__What to produce__.
Write only the number of lines holding the string "avatar".

__Input data__.
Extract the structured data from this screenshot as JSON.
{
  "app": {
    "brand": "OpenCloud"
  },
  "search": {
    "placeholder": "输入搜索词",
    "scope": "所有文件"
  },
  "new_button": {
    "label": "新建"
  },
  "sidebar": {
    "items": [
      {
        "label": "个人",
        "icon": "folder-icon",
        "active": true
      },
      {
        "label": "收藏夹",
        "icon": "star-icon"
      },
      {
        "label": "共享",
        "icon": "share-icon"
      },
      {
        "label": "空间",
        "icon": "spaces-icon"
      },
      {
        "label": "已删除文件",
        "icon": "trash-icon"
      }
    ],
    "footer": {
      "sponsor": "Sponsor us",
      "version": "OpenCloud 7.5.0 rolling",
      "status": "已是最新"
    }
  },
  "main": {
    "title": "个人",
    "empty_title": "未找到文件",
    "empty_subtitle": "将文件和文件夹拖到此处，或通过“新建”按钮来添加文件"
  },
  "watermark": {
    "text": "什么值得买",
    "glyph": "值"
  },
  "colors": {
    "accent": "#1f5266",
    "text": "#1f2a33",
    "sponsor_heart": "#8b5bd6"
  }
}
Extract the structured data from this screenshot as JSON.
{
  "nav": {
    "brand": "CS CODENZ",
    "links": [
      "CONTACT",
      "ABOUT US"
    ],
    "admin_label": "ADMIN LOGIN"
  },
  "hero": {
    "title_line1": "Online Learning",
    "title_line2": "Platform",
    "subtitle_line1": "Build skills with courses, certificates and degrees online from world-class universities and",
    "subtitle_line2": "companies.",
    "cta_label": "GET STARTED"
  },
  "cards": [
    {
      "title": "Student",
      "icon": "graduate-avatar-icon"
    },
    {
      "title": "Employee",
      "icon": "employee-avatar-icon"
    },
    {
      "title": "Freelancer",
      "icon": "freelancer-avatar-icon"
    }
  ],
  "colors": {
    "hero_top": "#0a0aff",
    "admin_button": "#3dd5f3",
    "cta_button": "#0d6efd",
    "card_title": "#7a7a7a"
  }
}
==
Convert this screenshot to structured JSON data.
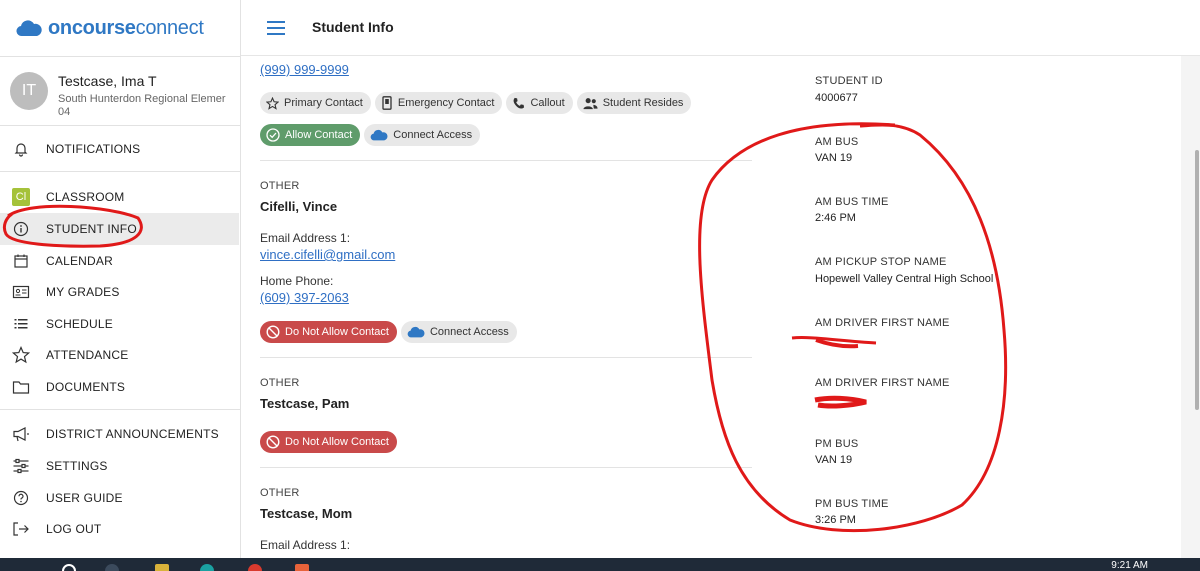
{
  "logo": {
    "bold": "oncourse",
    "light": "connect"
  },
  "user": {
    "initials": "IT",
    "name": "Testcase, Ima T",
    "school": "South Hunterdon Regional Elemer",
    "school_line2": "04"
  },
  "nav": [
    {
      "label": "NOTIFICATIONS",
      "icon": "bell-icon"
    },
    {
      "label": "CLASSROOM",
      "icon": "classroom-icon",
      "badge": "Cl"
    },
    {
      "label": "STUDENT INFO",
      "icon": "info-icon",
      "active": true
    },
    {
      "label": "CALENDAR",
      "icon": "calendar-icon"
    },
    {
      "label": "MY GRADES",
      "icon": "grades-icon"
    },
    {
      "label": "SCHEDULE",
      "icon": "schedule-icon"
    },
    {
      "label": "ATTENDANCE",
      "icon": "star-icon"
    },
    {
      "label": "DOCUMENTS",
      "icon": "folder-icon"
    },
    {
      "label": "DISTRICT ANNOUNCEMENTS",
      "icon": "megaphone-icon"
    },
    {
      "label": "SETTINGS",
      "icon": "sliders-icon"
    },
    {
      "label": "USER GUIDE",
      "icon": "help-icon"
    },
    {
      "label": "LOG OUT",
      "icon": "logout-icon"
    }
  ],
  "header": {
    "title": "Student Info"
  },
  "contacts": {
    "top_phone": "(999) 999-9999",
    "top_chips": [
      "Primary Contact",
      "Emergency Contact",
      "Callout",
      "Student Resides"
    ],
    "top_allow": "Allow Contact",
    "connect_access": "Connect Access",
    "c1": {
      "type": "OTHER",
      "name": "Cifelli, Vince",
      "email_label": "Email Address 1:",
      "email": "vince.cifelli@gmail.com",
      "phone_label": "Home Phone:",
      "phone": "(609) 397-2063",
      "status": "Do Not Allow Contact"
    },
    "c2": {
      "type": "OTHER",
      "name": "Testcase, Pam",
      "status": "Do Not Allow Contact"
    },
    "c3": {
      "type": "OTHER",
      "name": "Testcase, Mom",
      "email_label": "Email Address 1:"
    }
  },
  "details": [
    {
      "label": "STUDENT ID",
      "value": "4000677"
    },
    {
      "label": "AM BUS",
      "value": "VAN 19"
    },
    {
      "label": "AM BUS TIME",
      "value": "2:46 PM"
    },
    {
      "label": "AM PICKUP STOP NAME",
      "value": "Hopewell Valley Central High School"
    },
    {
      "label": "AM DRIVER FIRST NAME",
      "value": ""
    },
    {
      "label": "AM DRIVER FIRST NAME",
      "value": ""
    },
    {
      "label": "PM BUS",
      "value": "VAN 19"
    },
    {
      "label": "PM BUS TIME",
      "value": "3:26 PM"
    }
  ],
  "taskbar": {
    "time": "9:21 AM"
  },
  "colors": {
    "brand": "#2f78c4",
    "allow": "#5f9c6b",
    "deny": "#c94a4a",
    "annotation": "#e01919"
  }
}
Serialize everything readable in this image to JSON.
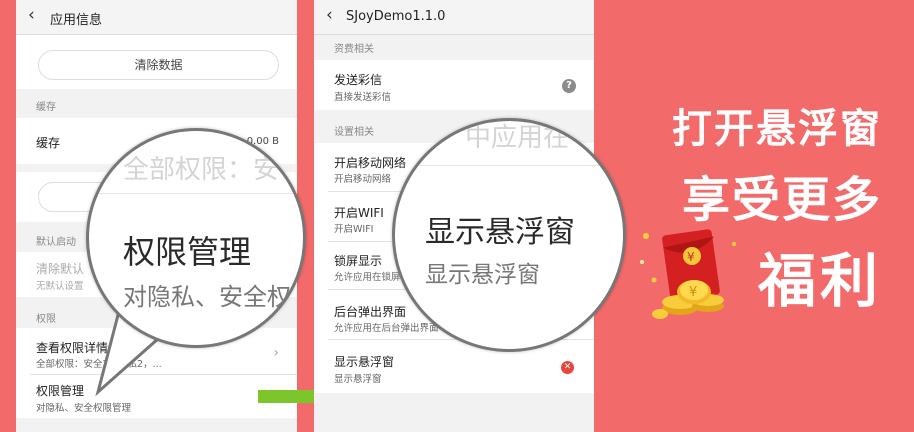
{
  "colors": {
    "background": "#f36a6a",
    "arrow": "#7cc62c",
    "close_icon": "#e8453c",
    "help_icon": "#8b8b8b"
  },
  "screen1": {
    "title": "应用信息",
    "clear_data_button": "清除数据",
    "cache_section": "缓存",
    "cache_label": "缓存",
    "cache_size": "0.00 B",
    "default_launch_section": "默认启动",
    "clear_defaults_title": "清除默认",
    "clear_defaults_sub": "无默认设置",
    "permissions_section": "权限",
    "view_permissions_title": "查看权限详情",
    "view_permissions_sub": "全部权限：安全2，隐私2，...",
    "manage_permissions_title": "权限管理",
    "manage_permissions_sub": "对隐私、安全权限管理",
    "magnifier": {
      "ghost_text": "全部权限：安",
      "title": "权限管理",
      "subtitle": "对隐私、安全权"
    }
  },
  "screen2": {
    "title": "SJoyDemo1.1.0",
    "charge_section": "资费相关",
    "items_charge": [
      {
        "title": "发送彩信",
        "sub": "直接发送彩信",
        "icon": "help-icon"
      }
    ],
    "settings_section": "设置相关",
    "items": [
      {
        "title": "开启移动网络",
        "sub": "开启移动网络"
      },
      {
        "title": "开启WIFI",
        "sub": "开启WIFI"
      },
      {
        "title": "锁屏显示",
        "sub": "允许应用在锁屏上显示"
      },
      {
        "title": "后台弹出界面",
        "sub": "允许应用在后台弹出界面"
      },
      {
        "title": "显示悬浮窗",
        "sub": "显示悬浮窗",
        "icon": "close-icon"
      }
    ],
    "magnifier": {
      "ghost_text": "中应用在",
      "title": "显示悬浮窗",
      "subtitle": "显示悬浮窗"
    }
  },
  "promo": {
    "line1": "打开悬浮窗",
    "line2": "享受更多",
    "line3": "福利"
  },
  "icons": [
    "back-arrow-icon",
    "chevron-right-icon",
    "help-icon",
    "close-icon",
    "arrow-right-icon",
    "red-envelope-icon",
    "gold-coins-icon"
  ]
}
---
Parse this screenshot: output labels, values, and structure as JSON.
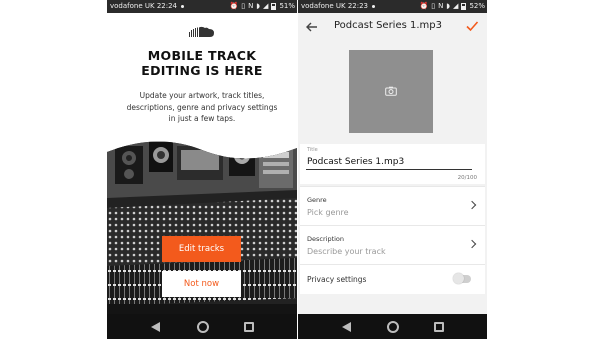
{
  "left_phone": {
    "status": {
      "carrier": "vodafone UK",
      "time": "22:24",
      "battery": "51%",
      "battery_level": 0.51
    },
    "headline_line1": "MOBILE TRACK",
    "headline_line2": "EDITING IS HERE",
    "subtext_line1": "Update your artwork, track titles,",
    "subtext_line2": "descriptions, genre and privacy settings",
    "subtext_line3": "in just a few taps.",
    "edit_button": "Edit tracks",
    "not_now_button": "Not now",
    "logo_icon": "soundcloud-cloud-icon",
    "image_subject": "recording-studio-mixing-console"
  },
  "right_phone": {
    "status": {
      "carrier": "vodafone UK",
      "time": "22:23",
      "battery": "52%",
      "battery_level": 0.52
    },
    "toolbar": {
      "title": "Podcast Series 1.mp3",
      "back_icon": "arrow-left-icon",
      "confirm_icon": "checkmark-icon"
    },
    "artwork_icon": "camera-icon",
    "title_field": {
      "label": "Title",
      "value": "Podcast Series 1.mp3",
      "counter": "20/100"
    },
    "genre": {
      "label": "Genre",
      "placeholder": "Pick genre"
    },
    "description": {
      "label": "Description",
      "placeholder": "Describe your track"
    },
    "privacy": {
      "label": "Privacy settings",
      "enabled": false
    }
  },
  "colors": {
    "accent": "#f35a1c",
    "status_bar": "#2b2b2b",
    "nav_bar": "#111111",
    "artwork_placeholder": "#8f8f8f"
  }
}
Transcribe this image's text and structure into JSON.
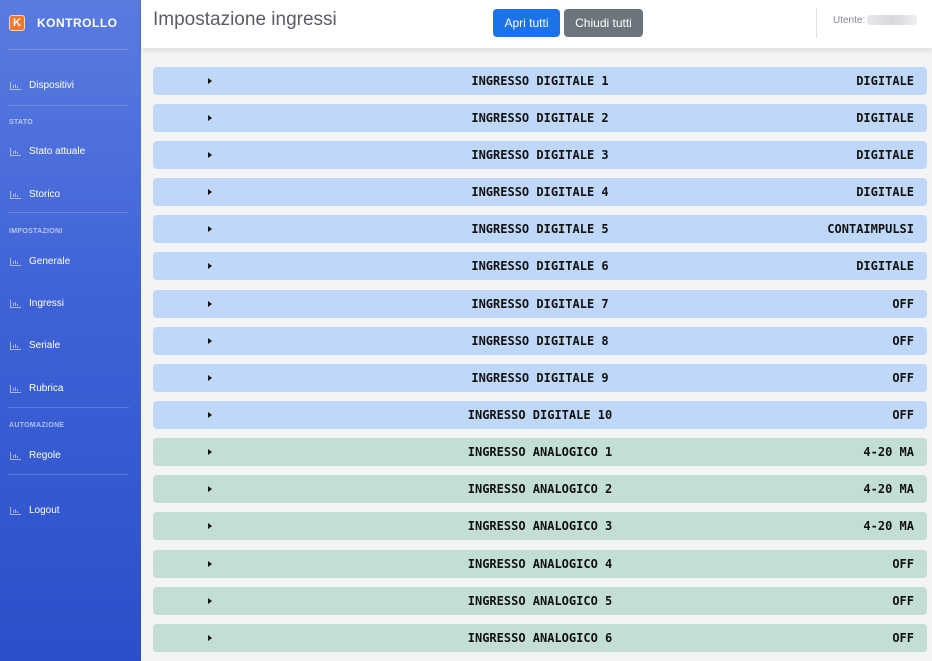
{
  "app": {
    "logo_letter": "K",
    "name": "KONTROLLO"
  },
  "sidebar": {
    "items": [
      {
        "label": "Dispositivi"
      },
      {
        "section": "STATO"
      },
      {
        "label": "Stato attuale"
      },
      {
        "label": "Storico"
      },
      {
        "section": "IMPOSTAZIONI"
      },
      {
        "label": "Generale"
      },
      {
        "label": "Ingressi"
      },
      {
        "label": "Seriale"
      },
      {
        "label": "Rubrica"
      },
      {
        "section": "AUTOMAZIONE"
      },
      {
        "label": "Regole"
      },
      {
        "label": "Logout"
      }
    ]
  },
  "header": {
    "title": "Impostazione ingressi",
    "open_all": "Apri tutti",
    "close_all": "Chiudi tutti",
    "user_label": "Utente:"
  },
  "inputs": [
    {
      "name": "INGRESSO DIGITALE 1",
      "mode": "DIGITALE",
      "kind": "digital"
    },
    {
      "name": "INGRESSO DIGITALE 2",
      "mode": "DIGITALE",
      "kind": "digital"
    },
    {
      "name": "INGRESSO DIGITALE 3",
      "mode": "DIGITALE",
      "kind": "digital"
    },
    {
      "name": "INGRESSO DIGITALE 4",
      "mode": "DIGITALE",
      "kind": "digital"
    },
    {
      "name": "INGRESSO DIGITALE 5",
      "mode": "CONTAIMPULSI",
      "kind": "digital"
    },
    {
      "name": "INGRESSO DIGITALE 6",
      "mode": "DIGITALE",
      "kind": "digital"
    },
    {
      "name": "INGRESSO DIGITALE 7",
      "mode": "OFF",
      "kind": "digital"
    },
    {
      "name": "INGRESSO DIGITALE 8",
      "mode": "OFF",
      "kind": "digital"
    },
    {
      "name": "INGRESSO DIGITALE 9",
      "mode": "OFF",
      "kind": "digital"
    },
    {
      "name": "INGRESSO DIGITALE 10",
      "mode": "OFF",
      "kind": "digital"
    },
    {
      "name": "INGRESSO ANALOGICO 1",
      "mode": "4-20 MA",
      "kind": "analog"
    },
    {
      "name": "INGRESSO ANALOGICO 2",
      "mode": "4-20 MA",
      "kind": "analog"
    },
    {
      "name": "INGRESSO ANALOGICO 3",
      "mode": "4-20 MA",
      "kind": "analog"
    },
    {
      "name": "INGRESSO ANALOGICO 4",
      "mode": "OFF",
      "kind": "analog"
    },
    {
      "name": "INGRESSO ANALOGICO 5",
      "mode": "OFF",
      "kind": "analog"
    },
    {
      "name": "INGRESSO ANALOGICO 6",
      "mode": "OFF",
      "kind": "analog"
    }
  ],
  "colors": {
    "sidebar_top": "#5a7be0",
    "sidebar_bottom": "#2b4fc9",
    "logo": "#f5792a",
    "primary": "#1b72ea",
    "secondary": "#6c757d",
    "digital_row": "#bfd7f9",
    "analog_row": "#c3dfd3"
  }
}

__Exercise response__.
3